* Given problem *
Which lines hold the word "lược"? Copy each of them from the material.

* Supplied records *
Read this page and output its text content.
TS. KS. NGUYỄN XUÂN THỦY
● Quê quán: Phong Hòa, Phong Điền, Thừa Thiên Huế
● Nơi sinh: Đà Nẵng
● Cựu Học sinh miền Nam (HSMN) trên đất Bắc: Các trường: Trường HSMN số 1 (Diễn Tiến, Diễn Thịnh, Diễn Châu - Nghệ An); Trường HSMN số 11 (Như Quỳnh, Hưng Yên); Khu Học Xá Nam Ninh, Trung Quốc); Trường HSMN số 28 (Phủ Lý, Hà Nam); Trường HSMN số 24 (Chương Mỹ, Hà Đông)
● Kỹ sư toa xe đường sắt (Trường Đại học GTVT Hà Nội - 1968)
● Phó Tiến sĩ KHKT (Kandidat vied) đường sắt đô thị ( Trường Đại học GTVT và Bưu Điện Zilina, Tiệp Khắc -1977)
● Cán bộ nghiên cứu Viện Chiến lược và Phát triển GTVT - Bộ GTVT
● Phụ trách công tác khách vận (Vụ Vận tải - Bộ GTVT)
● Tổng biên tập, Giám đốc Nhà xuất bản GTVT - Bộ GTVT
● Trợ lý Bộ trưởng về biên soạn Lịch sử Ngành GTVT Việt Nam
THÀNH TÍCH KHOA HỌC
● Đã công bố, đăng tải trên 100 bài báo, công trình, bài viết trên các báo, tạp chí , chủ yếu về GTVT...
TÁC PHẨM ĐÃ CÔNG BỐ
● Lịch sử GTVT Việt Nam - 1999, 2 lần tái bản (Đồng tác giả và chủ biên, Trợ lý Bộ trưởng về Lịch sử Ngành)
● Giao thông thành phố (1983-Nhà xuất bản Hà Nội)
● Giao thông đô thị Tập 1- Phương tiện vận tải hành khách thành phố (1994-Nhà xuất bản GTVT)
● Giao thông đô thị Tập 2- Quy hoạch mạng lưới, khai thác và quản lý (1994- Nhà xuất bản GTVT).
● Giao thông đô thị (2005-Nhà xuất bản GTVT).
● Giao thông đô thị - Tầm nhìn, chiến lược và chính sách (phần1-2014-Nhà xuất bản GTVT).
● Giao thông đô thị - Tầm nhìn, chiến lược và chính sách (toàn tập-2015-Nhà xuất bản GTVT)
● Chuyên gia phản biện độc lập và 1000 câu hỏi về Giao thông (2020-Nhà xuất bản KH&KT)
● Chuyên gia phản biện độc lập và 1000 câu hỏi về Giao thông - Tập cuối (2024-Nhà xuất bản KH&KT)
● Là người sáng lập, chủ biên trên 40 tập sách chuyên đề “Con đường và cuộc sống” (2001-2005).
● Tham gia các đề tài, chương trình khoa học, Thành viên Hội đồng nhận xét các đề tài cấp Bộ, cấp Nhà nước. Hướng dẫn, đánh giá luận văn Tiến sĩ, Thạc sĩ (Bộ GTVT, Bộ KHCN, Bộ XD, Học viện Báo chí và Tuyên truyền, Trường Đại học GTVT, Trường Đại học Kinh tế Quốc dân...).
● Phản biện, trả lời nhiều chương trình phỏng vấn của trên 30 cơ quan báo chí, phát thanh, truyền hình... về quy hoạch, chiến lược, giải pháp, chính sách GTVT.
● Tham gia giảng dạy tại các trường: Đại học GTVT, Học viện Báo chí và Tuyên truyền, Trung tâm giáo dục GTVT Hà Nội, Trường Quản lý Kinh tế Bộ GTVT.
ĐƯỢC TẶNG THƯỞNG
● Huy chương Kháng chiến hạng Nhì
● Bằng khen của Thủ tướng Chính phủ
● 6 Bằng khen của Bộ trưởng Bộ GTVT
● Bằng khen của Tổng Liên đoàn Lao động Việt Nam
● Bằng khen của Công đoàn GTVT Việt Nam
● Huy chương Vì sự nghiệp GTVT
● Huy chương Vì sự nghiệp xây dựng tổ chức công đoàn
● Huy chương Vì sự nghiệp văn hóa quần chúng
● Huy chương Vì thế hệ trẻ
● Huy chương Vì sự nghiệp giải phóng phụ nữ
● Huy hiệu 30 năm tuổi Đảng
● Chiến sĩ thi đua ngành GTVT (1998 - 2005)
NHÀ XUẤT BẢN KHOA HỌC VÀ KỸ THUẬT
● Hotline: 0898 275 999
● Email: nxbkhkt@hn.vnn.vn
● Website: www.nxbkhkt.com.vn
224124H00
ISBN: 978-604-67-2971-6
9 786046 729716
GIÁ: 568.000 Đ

* Solved exercise *
● Cán bộ nghiên cứu Viện Chiến lược và Phát triển GTVT - Bộ GTVT
● Giao thông đô thị - Tầm nhìn, chiến lược và chính sách (phần1-2014-Nhà xuất bản GTVT).
● Giao thông đô thị - Tầm nhìn, chiến lược và chính sách (toàn tập-2015-Nhà xuất bản GTVT)
● Phản biện, trả lời nhiều chương trình phỏng vấn của trên 30 cơ quan báo chí, phát thanh, truyền hình... về quy hoạch, chiến lược, giải pháp, chính sách GTVT.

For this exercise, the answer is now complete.